● Supplied entries:
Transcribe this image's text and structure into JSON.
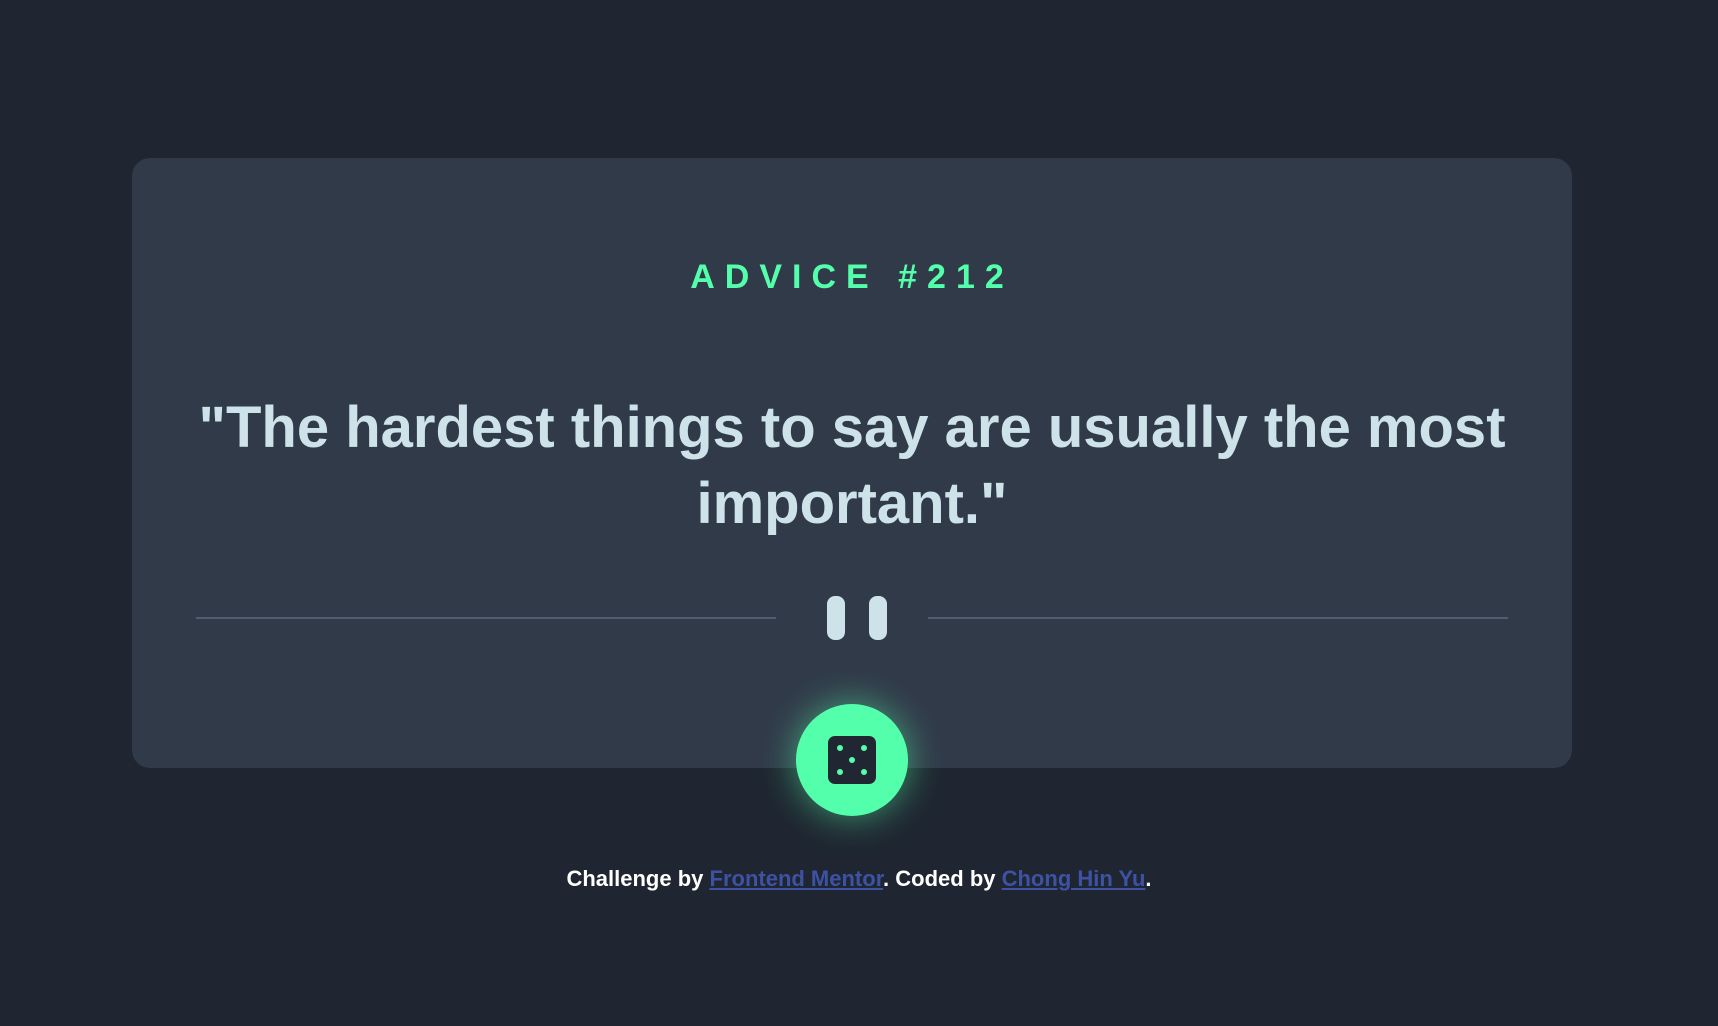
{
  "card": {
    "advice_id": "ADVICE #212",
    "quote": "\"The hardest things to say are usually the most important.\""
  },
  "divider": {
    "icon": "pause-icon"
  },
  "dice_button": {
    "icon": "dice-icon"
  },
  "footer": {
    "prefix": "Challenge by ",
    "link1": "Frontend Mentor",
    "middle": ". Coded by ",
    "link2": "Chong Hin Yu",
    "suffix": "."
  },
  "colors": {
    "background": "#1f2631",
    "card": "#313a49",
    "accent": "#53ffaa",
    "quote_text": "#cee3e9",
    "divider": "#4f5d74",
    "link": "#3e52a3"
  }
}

● Exercise requirements:
Copy out the listing exactly as it stands, but not the pictures.

● Solution to the problem:
Transcribe this image's text and structure into JSON.
{
  "card": {
    "advice_id": "ADVICE #212",
    "quote": "\"The hardest things to say are usually the most important.\""
  },
  "divider": {
    "icon": "pause-icon"
  },
  "dice_button": {
    "icon": "dice-icon"
  },
  "footer": {
    "prefix": "Challenge by ",
    "link1": "Frontend Mentor",
    "middle": ". Coded by ",
    "link2": "Chong Hin Yu",
    "suffix": "."
  },
  "colors": {
    "background": "#1f2631",
    "card": "#313a49",
    "accent": "#53ffaa",
    "quote_text": "#cee3e9",
    "divider": "#4f5d74",
    "link": "#3e52a3"
  }
}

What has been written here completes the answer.